▶ _Problem to work on_
Each line of the data that includes the string "Mechanical" is to be copied out.

BEGIN Provided material

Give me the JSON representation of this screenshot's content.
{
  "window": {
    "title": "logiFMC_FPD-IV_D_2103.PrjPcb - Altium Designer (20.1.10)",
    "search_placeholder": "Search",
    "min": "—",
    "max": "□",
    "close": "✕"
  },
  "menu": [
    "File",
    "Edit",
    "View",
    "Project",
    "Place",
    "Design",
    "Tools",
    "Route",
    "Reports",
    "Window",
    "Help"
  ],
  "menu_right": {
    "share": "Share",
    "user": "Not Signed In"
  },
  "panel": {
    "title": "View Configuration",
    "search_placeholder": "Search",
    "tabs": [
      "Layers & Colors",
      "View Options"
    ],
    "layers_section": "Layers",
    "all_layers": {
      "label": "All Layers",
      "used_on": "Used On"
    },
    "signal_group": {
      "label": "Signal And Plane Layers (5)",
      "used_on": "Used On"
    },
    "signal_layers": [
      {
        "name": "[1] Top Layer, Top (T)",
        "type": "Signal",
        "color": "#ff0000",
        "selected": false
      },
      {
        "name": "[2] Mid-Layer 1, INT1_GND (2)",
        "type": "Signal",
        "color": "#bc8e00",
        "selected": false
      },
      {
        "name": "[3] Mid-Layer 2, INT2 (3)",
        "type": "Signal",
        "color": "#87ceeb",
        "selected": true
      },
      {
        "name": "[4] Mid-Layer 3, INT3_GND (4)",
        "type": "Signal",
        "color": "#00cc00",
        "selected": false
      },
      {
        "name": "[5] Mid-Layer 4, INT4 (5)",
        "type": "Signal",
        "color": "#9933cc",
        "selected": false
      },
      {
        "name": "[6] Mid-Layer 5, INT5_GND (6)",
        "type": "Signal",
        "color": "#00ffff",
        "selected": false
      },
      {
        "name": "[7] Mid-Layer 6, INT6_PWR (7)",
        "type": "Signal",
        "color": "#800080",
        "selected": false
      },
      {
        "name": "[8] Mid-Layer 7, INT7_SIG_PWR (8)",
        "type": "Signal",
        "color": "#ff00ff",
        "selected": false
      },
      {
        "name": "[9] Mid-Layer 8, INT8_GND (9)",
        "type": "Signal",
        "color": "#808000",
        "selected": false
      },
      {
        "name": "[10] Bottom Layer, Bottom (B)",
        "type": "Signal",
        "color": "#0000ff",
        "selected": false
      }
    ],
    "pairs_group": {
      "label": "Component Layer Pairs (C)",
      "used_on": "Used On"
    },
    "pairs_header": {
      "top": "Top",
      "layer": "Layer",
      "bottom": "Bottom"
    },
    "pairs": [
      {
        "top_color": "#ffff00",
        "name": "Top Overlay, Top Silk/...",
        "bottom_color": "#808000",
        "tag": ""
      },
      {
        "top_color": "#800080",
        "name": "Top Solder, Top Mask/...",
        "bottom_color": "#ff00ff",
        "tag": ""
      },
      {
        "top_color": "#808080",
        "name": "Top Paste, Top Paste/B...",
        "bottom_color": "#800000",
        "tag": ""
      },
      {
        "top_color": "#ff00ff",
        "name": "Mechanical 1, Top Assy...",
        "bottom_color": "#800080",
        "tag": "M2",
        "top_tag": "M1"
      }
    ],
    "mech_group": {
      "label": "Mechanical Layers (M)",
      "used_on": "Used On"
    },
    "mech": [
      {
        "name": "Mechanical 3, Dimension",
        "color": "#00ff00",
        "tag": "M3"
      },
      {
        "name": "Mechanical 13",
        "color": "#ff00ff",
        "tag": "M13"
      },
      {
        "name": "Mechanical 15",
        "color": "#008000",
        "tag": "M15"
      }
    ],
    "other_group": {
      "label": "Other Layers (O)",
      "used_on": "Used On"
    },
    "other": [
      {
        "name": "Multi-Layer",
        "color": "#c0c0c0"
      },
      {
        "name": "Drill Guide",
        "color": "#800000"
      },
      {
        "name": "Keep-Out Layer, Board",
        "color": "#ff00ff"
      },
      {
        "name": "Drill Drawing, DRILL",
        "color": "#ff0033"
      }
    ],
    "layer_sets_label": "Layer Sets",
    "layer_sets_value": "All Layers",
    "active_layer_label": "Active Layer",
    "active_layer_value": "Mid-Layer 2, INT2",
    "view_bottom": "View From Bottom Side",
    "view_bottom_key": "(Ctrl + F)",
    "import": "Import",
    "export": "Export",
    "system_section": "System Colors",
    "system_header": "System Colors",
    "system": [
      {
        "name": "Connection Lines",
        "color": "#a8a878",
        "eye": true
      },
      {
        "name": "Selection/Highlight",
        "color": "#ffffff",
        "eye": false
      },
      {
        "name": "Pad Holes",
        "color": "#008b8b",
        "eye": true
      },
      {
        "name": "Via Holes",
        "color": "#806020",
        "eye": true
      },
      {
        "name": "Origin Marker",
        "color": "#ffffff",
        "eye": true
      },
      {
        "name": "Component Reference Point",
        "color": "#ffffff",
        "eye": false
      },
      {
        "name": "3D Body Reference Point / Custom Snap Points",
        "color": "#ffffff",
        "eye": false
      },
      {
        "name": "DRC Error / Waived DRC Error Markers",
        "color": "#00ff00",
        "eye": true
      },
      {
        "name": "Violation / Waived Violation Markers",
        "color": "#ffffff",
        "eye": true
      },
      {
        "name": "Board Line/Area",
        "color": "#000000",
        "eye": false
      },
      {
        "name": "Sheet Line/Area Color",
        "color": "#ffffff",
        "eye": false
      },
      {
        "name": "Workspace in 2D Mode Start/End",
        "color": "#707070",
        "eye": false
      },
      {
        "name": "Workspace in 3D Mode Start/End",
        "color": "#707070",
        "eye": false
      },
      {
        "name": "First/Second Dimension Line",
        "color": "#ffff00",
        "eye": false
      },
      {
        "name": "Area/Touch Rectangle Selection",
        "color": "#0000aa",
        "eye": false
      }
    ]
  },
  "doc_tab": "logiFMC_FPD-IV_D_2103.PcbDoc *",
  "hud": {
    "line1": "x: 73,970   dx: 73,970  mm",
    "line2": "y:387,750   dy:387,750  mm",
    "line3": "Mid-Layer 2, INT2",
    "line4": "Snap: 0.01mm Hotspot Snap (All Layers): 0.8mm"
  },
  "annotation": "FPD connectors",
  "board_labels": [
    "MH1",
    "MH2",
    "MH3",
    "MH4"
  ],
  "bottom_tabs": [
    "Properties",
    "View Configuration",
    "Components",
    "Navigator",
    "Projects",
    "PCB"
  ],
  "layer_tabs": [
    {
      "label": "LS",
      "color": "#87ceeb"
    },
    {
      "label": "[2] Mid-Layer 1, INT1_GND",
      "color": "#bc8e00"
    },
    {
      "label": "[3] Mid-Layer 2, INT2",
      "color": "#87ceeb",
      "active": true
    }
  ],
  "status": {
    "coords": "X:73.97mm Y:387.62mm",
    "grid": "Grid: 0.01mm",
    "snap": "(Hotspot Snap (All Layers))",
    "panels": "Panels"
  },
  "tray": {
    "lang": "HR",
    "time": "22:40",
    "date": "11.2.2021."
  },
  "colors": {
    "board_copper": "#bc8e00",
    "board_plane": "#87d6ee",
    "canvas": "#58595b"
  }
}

END Provided material

▶ _Final result_
        "name": "Mechanical 1, Top Assy...",
      "label": "Mechanical Layers (M)",
        "name": "Mechanical 3, Dimension",
        "name": "Mechanical 13",
        "name": "Mechanical 15",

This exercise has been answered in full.